Task statement:
Please copy every line of the records below that holds the word "this".

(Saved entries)
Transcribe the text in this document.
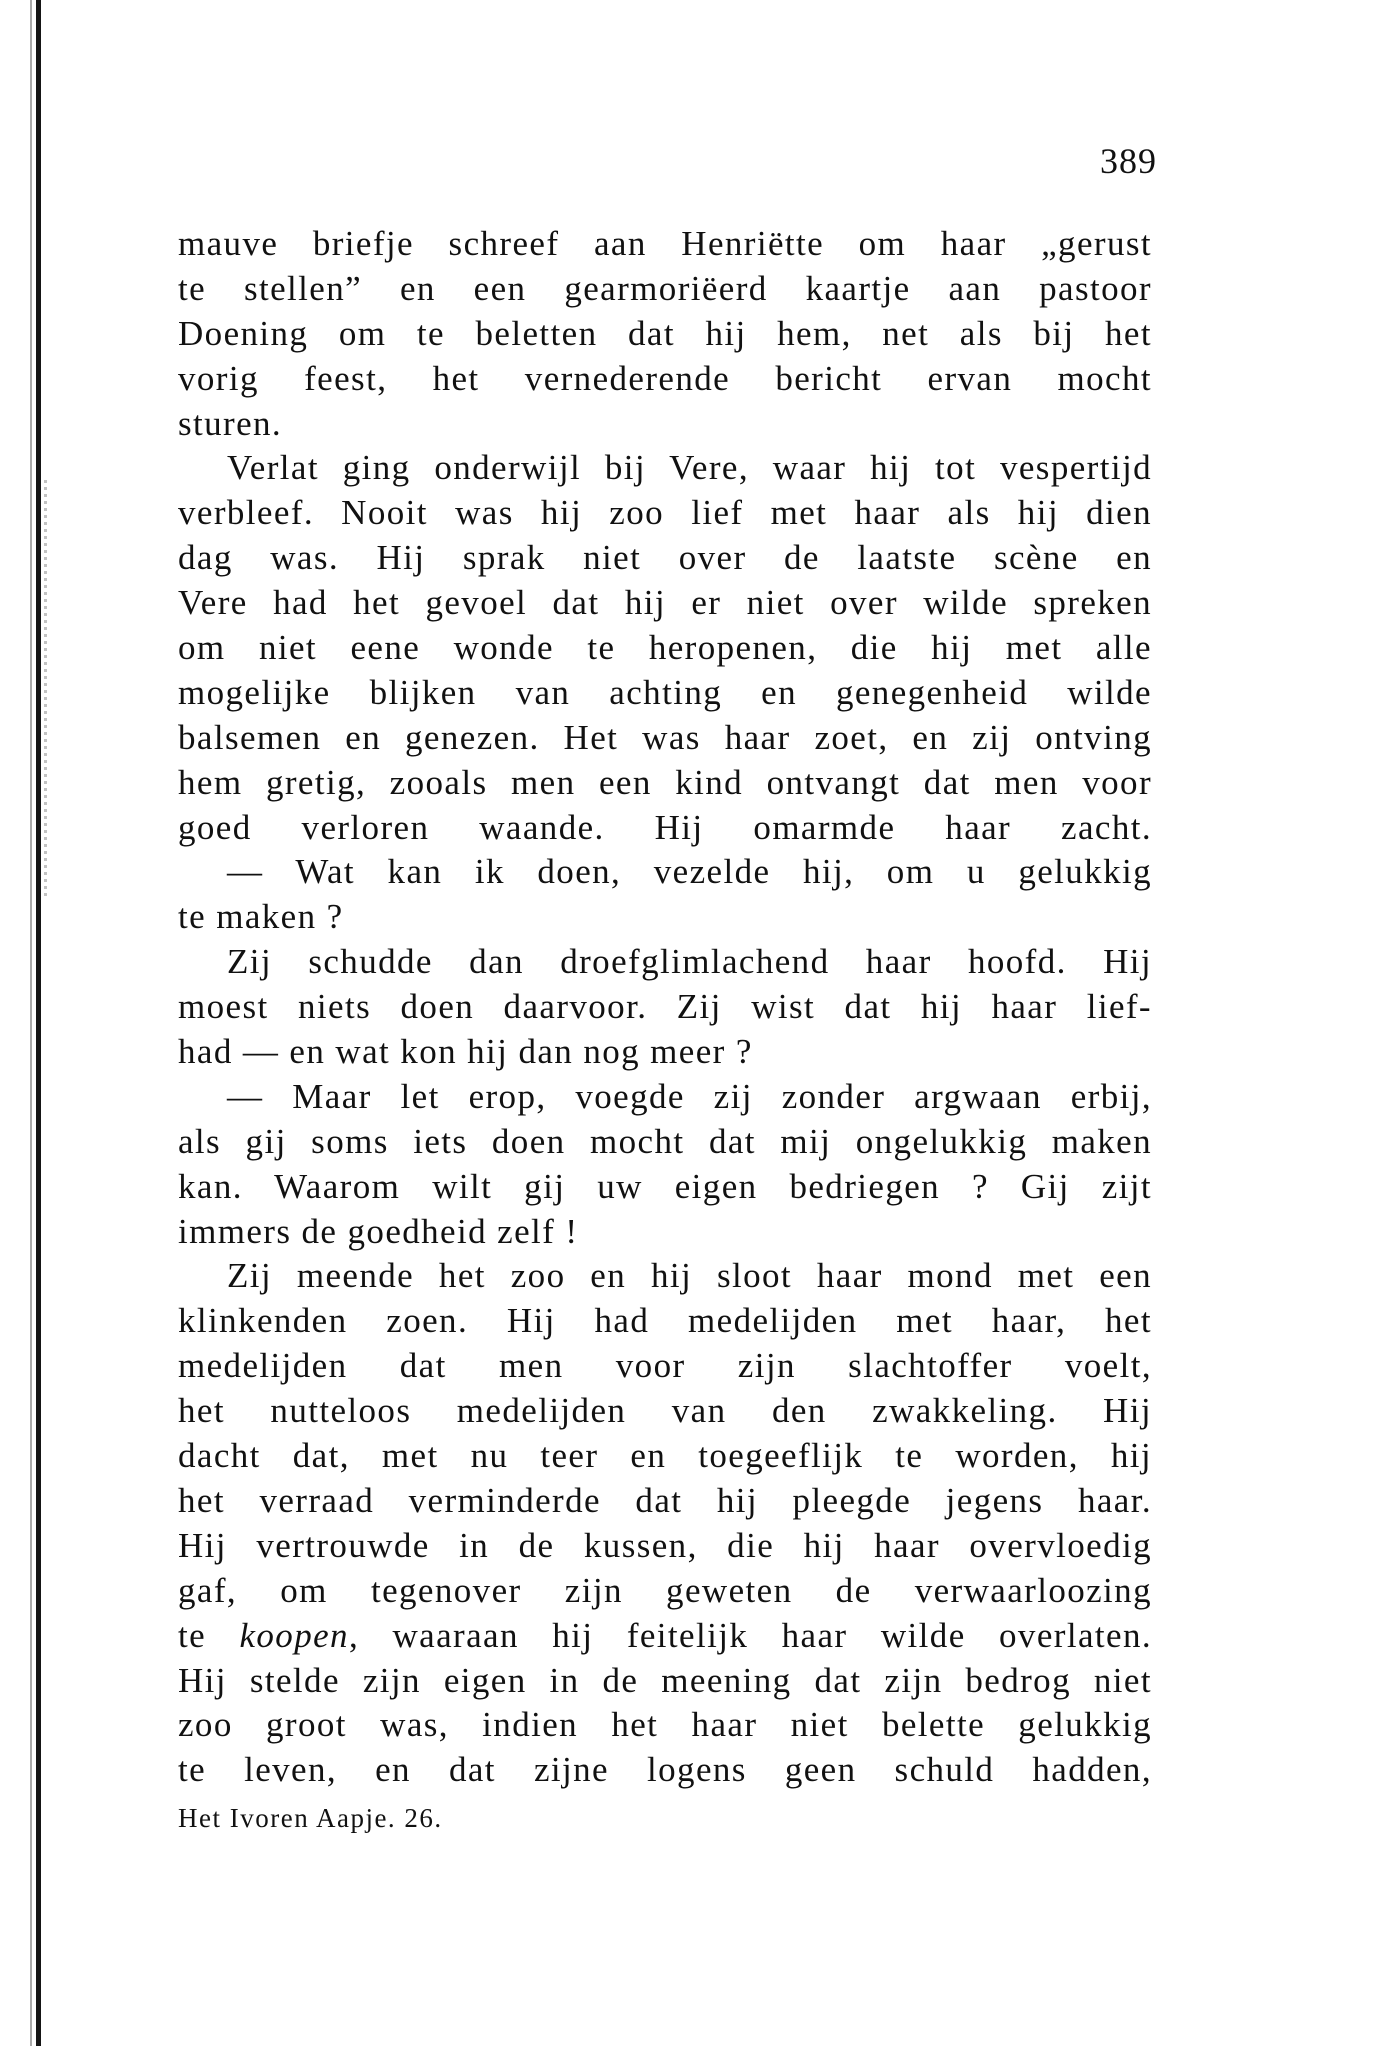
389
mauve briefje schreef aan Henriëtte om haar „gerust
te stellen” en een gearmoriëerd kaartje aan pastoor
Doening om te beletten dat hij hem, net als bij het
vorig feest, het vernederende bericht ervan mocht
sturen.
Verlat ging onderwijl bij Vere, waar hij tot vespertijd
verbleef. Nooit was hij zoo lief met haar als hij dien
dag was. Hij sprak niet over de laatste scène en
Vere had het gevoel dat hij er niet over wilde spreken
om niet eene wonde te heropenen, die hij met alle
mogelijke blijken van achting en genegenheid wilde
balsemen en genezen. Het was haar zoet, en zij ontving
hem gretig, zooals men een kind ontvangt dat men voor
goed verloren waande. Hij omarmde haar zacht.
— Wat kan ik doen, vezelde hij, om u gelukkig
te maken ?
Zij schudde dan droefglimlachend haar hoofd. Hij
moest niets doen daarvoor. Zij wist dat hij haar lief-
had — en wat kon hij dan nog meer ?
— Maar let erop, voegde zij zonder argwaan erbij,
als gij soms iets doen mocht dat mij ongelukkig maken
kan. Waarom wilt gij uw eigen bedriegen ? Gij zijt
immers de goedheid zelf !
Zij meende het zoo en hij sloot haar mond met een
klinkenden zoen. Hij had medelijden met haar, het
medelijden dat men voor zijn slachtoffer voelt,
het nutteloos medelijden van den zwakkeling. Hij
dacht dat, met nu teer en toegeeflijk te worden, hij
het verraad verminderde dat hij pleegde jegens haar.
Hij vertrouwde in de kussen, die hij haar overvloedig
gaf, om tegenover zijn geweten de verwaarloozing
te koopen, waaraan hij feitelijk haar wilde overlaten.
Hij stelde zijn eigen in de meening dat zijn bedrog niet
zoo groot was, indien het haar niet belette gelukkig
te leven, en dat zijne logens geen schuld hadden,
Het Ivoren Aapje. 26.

==

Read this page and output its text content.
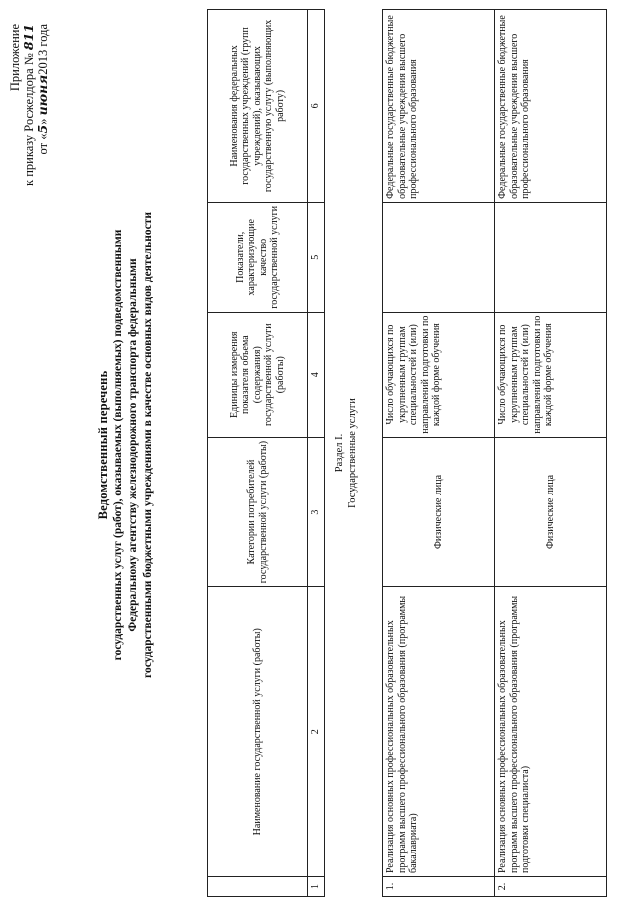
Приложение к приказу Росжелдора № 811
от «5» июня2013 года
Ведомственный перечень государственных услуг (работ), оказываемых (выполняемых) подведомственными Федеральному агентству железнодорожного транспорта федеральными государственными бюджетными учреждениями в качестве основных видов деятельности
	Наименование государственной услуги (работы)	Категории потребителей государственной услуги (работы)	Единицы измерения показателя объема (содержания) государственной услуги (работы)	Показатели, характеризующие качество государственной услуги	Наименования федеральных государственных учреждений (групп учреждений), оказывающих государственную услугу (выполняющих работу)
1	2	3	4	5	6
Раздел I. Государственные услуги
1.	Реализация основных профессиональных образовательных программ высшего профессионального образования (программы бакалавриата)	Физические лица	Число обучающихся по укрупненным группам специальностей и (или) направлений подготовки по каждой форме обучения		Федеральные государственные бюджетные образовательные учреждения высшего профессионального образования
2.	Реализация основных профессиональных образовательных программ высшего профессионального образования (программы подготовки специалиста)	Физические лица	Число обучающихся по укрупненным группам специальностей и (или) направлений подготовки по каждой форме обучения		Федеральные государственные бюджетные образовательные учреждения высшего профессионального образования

--

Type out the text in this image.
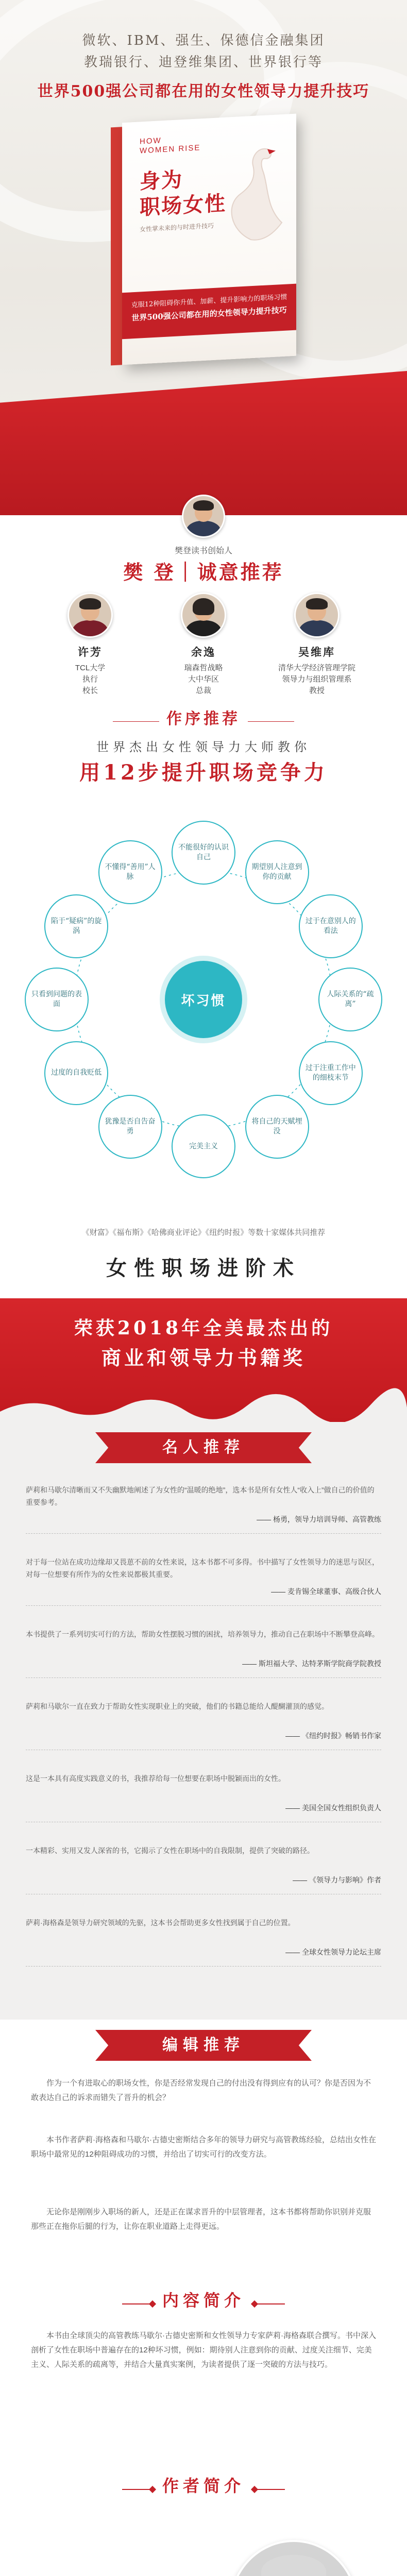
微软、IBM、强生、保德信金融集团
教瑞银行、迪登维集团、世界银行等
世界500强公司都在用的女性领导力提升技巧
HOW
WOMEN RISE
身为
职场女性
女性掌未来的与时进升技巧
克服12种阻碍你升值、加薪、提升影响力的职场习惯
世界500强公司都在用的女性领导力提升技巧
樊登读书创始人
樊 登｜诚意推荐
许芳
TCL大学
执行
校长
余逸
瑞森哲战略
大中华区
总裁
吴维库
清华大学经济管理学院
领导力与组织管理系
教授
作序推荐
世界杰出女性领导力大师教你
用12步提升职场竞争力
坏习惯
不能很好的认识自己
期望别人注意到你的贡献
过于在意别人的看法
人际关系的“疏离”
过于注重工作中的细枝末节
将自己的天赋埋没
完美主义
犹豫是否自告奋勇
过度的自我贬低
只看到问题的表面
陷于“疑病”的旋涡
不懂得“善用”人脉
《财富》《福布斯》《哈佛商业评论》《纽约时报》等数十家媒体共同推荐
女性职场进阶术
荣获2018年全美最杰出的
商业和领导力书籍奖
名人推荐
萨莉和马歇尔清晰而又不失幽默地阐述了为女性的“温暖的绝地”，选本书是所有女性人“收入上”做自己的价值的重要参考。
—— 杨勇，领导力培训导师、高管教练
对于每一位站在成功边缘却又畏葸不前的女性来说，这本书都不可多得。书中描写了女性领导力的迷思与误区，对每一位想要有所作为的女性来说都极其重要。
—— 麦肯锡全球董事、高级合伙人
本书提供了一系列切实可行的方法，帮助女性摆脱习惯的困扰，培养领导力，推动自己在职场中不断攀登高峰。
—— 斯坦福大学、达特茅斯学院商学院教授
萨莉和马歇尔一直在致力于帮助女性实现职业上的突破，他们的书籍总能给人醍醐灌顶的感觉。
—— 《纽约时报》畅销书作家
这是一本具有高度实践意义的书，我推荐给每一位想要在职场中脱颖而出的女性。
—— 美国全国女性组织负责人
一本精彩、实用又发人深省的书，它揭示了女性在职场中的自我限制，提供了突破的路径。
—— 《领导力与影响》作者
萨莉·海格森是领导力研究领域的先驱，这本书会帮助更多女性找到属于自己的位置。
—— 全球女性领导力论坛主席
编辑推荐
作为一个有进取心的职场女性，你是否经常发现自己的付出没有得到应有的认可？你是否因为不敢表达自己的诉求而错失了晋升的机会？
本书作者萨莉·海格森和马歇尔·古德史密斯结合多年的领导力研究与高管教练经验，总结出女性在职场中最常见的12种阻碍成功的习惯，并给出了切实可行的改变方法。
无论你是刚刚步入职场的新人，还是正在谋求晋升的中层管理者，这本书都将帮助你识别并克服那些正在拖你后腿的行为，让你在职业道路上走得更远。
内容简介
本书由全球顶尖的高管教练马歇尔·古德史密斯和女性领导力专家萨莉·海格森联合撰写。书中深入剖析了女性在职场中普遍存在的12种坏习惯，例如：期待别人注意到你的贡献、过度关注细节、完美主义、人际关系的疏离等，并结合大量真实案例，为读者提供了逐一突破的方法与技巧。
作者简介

Output of the exercise:
Transcribe the text in this document.
Read this page and output its text content.
Type out the text in this image.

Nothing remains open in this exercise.